Across the entries below, how many lines contain the string "отдельных"? Give only the count.

******************************

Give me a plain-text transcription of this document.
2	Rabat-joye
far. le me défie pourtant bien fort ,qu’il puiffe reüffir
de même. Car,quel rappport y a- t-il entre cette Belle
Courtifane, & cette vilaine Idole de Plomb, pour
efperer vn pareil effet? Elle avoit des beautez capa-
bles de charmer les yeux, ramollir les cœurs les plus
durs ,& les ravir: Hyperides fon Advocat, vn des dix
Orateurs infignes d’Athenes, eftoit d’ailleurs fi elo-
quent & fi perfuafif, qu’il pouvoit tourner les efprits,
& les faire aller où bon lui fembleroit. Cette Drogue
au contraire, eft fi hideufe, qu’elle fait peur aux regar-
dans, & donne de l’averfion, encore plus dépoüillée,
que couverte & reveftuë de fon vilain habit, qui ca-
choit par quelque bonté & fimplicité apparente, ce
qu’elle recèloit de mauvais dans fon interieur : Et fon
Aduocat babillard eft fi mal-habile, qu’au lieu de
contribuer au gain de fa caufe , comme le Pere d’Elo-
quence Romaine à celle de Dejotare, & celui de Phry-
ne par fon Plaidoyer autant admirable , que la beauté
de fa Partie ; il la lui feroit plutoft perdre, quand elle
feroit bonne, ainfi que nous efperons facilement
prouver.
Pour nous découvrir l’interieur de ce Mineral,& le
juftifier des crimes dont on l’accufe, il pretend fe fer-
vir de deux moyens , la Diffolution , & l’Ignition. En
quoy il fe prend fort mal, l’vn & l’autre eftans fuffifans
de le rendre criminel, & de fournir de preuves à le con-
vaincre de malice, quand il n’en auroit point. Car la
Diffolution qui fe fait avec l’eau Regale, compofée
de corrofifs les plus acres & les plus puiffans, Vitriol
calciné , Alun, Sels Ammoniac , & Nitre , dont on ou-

******************************

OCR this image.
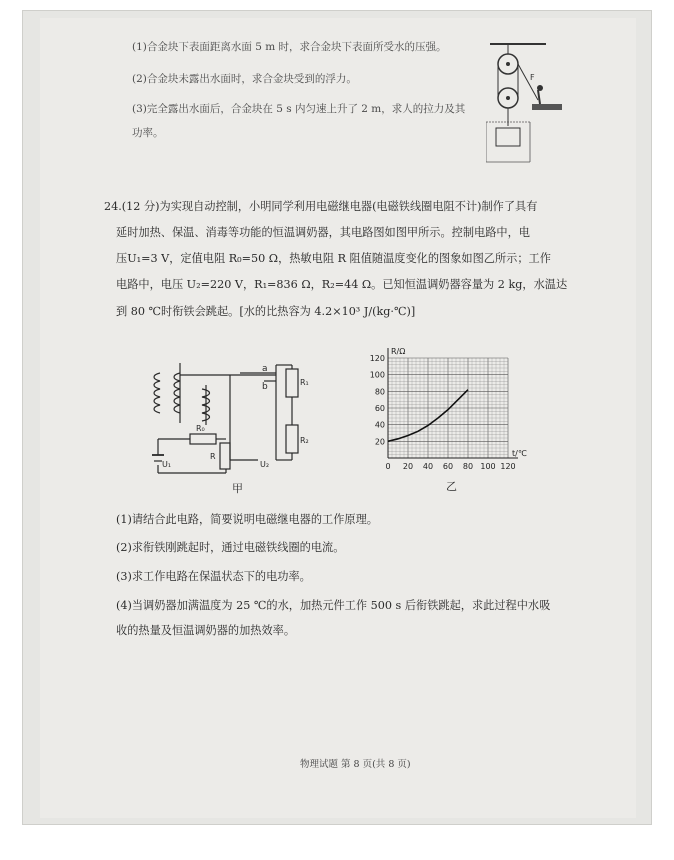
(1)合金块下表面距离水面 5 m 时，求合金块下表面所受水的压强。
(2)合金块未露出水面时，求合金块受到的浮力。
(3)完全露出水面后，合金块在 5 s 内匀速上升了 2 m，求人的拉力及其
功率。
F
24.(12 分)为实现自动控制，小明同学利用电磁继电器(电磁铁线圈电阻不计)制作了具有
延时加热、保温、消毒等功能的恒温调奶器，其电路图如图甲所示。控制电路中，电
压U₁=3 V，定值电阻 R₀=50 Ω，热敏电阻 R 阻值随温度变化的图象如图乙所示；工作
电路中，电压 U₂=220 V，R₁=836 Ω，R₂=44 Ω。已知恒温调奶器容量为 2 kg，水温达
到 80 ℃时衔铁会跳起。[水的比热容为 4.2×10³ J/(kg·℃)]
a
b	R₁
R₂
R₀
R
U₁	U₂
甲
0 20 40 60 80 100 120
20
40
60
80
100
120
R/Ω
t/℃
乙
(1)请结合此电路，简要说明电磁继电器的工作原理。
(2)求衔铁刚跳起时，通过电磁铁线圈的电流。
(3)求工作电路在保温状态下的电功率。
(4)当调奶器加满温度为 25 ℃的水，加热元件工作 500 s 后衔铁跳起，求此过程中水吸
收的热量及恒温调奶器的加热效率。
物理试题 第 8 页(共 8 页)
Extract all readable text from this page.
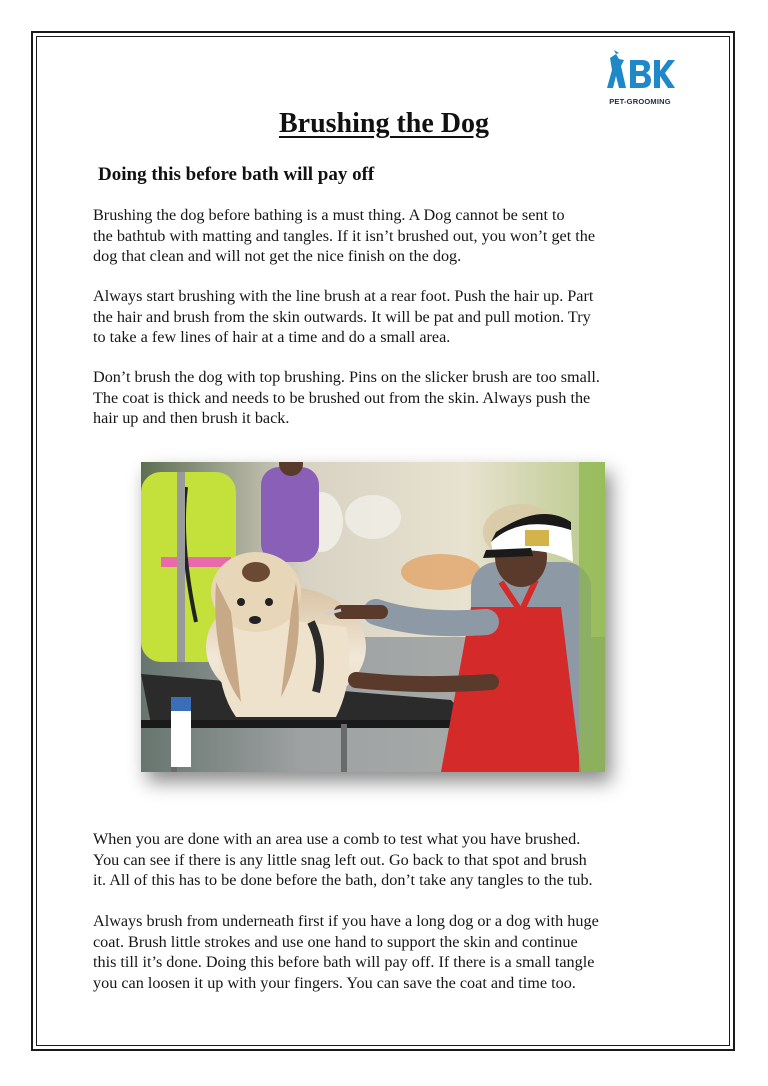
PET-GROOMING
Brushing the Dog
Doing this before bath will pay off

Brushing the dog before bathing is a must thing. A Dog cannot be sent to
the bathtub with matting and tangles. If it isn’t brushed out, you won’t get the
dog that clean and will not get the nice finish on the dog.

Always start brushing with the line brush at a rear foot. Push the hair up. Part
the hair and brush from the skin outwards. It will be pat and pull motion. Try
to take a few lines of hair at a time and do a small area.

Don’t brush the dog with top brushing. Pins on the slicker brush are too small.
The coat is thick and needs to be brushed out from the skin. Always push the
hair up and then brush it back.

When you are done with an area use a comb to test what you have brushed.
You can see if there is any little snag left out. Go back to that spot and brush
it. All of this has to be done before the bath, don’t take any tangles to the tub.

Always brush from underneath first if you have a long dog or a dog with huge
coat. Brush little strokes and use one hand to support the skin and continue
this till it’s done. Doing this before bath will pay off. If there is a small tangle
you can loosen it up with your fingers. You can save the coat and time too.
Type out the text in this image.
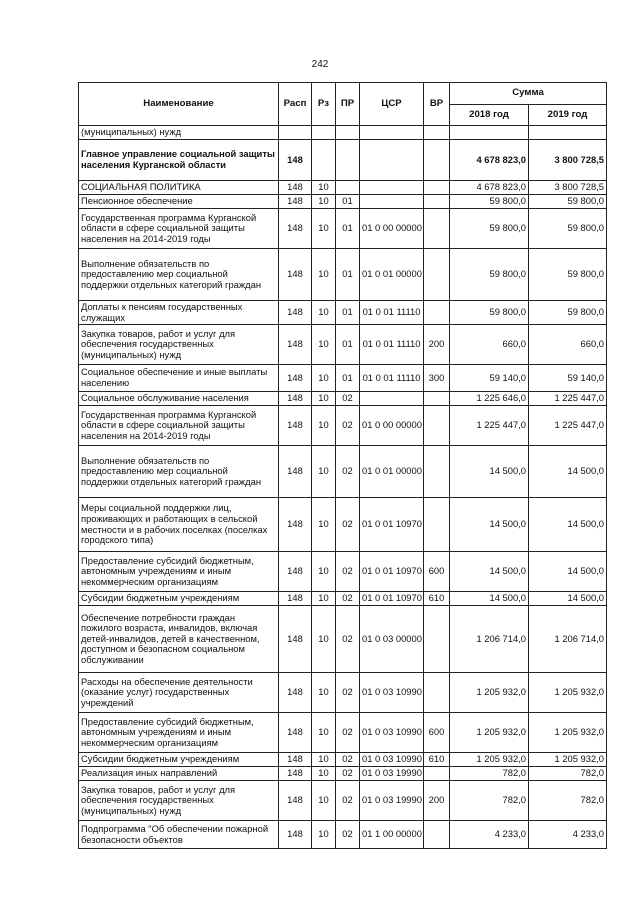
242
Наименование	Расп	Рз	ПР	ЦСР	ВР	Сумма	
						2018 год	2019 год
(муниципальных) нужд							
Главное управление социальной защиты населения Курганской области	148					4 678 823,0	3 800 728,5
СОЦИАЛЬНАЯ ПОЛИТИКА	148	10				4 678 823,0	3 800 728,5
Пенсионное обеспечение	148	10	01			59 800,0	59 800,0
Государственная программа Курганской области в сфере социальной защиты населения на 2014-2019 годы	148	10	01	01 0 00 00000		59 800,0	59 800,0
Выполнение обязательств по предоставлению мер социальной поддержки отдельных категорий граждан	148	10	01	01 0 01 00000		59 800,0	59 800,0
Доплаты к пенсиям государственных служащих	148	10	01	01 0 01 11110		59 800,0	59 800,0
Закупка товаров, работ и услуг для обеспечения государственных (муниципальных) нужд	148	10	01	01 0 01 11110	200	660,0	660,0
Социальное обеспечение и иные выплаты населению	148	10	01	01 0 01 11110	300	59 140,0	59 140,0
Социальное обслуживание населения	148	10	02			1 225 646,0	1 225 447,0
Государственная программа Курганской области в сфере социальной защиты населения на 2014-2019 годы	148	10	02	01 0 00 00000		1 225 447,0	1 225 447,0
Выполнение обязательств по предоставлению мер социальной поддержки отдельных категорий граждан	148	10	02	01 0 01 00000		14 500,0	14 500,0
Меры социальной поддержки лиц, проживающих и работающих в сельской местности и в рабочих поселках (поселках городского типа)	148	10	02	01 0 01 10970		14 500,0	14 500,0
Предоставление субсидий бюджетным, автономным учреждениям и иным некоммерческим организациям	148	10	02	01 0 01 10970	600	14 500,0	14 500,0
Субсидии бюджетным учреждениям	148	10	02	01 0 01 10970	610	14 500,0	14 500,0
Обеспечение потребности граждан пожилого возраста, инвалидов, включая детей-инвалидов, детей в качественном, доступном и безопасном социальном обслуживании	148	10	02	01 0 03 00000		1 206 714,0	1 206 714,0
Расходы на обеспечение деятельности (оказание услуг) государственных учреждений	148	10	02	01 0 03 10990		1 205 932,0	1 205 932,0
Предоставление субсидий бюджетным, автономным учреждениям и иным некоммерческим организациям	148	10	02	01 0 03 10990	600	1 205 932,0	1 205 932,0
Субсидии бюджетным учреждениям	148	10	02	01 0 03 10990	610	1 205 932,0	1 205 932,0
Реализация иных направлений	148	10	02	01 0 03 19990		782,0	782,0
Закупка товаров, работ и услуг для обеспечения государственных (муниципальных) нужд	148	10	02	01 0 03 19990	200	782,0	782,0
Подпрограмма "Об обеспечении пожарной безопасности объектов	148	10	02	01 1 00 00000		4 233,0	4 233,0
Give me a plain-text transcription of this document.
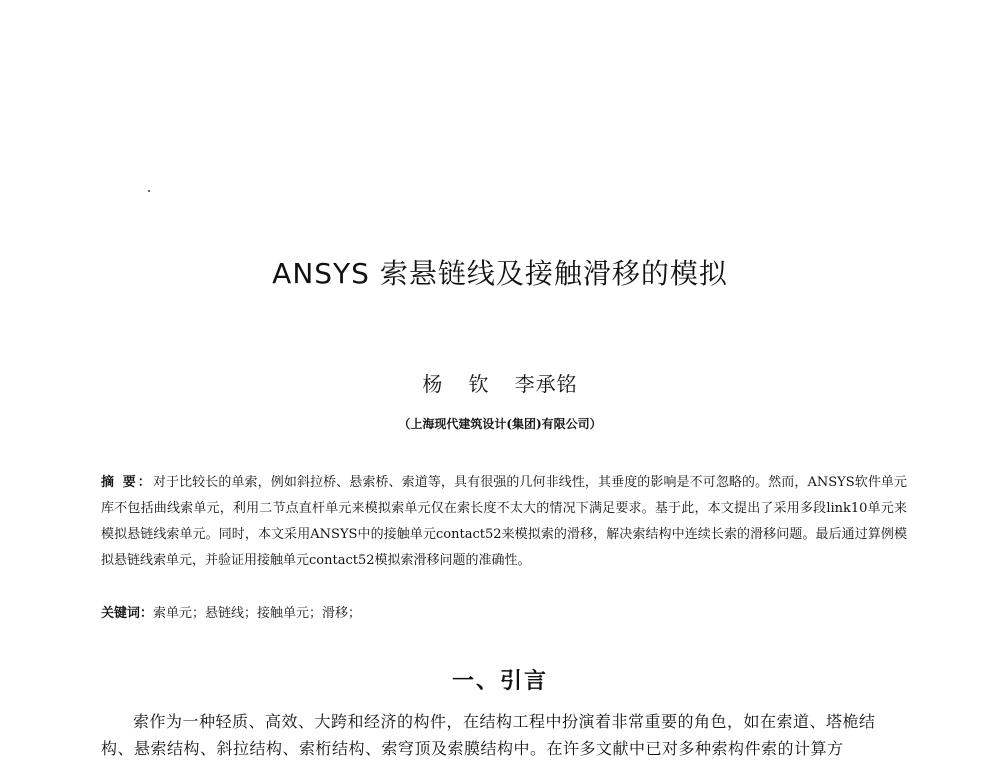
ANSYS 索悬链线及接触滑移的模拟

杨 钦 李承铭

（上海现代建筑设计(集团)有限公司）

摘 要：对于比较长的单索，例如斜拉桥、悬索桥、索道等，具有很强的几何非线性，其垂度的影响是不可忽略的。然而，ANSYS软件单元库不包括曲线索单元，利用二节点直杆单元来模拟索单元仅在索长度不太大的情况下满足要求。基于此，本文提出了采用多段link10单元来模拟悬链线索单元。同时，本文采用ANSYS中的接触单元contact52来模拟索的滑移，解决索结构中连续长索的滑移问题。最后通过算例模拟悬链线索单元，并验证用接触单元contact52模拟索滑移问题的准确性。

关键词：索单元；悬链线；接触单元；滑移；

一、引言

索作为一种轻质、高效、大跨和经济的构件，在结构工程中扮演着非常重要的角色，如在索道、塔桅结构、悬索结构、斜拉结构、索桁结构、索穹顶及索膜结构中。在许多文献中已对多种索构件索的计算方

******************************

OUTPUT OF THE TASK:
2